Dataset excerpts

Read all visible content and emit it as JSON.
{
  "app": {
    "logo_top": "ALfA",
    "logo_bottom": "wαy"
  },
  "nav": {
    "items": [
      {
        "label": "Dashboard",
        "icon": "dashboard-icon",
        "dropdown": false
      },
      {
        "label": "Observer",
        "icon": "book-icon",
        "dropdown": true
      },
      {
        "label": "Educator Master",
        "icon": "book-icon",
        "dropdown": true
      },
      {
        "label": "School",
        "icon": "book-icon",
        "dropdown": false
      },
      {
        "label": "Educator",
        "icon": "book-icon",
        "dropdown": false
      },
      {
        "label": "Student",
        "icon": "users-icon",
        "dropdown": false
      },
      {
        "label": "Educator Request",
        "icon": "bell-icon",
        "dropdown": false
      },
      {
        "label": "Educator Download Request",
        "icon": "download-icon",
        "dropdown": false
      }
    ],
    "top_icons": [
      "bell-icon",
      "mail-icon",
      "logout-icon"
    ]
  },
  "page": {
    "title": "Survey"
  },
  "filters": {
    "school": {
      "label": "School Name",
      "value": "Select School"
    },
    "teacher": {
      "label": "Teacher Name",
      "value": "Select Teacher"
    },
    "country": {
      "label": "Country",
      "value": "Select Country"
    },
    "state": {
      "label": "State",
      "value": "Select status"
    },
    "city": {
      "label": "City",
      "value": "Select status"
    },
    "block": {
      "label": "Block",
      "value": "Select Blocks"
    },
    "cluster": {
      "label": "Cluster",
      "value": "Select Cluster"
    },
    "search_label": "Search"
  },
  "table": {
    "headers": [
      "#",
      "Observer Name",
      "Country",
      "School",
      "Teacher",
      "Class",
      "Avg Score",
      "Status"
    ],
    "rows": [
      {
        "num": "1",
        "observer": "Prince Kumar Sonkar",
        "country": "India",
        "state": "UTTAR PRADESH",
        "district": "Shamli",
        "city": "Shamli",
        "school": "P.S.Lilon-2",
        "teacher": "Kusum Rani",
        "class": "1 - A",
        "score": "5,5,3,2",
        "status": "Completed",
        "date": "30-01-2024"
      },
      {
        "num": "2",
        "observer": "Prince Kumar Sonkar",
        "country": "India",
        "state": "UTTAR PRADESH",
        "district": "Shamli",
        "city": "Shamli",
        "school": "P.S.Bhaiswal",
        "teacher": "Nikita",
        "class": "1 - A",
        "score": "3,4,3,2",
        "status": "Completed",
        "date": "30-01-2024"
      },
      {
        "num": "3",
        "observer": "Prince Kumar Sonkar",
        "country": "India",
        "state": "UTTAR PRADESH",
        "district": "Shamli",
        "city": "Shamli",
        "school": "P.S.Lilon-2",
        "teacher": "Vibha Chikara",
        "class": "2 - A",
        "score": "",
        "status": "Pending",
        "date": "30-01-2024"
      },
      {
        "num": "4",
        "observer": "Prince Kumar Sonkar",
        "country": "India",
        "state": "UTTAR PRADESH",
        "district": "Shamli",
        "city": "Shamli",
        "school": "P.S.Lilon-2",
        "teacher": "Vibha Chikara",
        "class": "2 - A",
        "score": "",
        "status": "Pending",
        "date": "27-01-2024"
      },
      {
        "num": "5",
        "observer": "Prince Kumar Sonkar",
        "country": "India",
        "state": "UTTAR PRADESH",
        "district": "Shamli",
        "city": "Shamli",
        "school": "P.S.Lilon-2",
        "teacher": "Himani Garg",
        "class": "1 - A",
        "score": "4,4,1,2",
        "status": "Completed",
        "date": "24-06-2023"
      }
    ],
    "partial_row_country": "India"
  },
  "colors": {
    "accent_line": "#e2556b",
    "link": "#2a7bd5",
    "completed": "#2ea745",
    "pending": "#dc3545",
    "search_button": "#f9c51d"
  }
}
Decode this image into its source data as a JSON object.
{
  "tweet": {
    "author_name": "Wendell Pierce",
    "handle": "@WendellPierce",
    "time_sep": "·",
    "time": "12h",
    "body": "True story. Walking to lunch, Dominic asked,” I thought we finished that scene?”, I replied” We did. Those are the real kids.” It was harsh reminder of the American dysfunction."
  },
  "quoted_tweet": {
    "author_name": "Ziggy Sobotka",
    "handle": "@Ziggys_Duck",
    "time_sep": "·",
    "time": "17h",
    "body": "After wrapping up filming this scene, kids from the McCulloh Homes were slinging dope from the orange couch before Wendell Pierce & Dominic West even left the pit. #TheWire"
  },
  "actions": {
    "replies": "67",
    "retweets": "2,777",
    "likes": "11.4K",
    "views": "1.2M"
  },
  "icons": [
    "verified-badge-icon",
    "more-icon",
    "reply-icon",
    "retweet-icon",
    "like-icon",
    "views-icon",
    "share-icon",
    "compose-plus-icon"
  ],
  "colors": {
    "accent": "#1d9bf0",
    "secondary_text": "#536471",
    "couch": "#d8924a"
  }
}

TASK STATEMENT =
Print every record above exactly as written.

THE REPLY =
Read all visible content and emit it as JSON.
{
  "app": {
    "logo_top": "ALfA",
    "logo_bottom": "wαy"
  },
  "nav": {
    "items": [
      {
        "label": "Dashboard",
        "icon": "dashboard-icon",
        "dropdown": false
      },
      {
        "label": "Observer",
        "icon": "book-icon",
        "dropdown": true
      },
      {
        "label": "Educator Master",
        "icon": "book-icon",
        "dropdown": true
      },
      {
        "label": "School",
        "icon": "book-icon",
        "dropdown": false
      },
      {
        "label": "Educator",
        "icon": "book-icon",
        "dropdown": false
      },
      {
        "label": "Student",
        "icon": "users-icon",
        "dropdown": false
      },
      {
        "label": "Educator Request",
        "icon": "bell-icon",
        "dropdown": false
      },
      {
        "label": "Educator Download Request",
        "icon": "download-icon",
        "dropdown": false
      }
    ],
    "top_icons": [
      "bell-icon",
      "mail-icon",
      "logout-icon"
    ]
  },
  "page": {
    "title": "Survey"
  },
  "filters": {
    "school": {
      "label": "School Name",
      "value": "Select School"
    },
    "teacher": {
      "label": "Teacher Name",
      "value": "Select Teacher"
    },
    "country": {
      "label": "Country",
      "value": "Select Country"
    },
    "state": {
      "label": "State",
      "value": "Select status"
    },
    "city": {
      "label": "City",
      "value": "Select status"
    },
    "block": {
      "label": "Block",
      "value": "Select Blocks"
    },
    "cluster": {
      "label": "Cluster",
      "value": "Select Cluster"
    },
    "search_label": "Search"
  },
  "table": {
    "headers": [
      "#",
      "Observer Name",
      "Country",
      "School",
      "Teacher",
      "Class",
      "Avg Score",
      "Status"
    ],
    "rows": [
      {
        "num": "1",
        "observer": "Prince Kumar Sonkar",
        "country": "India",
        "state": "UTTAR PRADESH",
        "district": "Shamli",
        "city": "Shamli",
        "school": "P.S.Lilon-2",
        "teacher": "Kusum Rani",
        "class": "1 - A",
        "score": "5,5,3,2",
        "status": "Completed",
        "date": "30-01-2024"
      },
      {
        "num": "2",
        "observer": "Prince Kumar Sonkar",
        "country": "India",
        "state": "UTTAR PRADESH",
        "district": "Shamli",
        "city": "Shamli",
        "school": "P.S.Bhaiswal",
        "teacher": "Nikita",
        "class": "1 - A",
        "score": "3,4,3,2",
        "status": "Completed",
        "date": "30-01-2024"
      },
      {
        "num": "3",
        "observer": "Prince Kumar Sonkar",
        "country": "India",
        "state": "UTTAR PRADESH",
        "district": "Shamli",
        "city": "Shamli",
        "school": "P.S.Lilon-2",
        "teacher": "Vibha Chikara",
        "class": "2 - A",
        "score": "",
        "status": "Pending",
        "date": "30-01-2024"
      },
      {
        "num": "4",
        "observer": "Prince Kumar Sonkar",
        "country": "India",
        "state": "UTTAR PRADESH",
        "district": "Shamli",
        "city": "Shamli",
        "school": "P.S.Lilon-2",
        "teacher": "Vibha Chikara",
        "class": "2 - A",
        "score": "",
        "status": "Pending",
        "date": "27-01-2024"
      },
      {
        "num": "5",
        "observer": "Prince Kumar Sonkar",
        "country": "India",
        "state": "UTTAR PRADESH",
        "district": "Shamli",
        "city": "Shamli",
        "school": "P.S.Lilon-2",
        "teacher": "Himani Garg",
        "class": "1 - A",
        "score": "4,4,1,2",
        "status": "Completed",
        "date": "24-06-2023"
      }
    ],
    "partial_row_country": "India"
  },
  "colors": {
    "accent_line": "#e2556b",
    "link": "#2a7bd5",
    "completed": "#2ea745",
    "pending": "#dc3545",
    "search_button": "#f9c51d"
  }
}
Decode this image into its source data as a JSON object.
{
  "tweet": {
    "author_name": "Wendell Pierce",
    "handle": "@WendellPierce",
    "time_sep": "·",
    "time": "12h",
    "body": "True story. Walking to lunch, Dominic asked,” I thought we finished that scene?”, I replied” We did. Those are the real kids.” It was harsh reminder of the American dysfunction."
  },
  "quoted_tweet": {
    "author_name": "Ziggy Sobotka",
    "handle": "@Ziggys_Duck",
    "time_sep": "·",
    "time": "17h",
    "body": "After wrapping up filming this scene, kids from the McCulloh Homes were slinging dope from the orange couch before Wendell Pierce & Dominic West even left the pit. #TheWire"
  },
  "actions": {
    "replies": "67",
    "retweets": "2,777",
    "likes": "11.4K",
    "views": "1.2M"
  },
  "icons": [
    "verified-badge-icon",
    "more-icon",
    "reply-icon",
    "retweet-icon",
    "like-icon",
    "views-icon",
    "share-icon",
    "compose-plus-icon"
  ],
  "colors": {
    "accent": "#1d9bf0",
    "secondary_text": "#536471",
    "couch": "#d8924a"
  }
}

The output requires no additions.